-- start --
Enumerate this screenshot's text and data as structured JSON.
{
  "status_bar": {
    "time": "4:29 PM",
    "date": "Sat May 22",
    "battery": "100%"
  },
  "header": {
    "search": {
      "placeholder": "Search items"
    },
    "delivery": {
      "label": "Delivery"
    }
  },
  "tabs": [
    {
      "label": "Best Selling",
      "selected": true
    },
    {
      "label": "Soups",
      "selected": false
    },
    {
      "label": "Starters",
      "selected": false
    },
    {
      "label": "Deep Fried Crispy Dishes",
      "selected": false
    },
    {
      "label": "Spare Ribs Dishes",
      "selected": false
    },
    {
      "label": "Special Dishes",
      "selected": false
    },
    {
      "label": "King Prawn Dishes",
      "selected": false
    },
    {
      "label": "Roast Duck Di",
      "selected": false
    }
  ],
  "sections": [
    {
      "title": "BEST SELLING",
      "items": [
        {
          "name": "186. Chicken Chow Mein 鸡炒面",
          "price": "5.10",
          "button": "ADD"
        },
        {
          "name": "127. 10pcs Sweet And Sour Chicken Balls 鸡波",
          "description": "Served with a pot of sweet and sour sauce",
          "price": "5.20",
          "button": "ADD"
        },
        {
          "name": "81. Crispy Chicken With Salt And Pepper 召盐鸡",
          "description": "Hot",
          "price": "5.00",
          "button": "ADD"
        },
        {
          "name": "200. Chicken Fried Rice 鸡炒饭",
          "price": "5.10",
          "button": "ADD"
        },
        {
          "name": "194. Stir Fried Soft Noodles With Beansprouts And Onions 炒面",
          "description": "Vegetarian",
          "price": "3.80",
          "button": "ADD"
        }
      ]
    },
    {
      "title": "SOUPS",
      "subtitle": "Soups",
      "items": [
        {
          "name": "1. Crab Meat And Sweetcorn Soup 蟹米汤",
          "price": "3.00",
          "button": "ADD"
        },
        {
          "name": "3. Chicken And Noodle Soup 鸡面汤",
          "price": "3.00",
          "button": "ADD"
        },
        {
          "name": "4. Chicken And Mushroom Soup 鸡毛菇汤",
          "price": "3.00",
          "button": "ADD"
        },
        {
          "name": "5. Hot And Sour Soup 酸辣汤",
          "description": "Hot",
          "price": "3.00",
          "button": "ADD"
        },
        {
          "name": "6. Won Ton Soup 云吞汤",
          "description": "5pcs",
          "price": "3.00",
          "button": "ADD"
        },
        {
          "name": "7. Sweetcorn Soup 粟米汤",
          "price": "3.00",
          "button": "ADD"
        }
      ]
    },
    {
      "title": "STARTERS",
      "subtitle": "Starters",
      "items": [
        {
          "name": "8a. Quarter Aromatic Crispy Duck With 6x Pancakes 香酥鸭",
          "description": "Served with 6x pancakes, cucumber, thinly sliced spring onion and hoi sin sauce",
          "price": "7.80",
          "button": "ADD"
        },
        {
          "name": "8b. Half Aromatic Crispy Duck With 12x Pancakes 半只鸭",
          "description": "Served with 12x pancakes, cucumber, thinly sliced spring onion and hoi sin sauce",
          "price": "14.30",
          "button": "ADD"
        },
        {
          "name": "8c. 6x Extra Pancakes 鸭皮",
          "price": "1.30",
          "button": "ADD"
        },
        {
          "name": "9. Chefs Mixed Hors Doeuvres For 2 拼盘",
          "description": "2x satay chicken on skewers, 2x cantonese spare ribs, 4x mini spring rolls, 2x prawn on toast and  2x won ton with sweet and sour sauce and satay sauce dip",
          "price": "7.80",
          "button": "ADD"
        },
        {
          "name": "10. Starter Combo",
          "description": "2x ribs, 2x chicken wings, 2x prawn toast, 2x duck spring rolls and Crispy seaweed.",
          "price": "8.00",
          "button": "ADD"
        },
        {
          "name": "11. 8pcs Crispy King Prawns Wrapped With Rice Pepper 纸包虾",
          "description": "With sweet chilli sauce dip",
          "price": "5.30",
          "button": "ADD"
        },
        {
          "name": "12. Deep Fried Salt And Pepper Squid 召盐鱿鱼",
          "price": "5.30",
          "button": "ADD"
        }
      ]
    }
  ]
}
-- end --
◆ Instructions for the task: Using the listing above, gather each line that holds the string "Aromatic" and copy it.

◆ Full response:
          "name": "8a. Quarter Aromatic Crispy Duck With 6x Pancakes 香酥鸭",
          "name": "8b. Half Aromatic Crispy Duck With 12x Pancakes 半只鸭",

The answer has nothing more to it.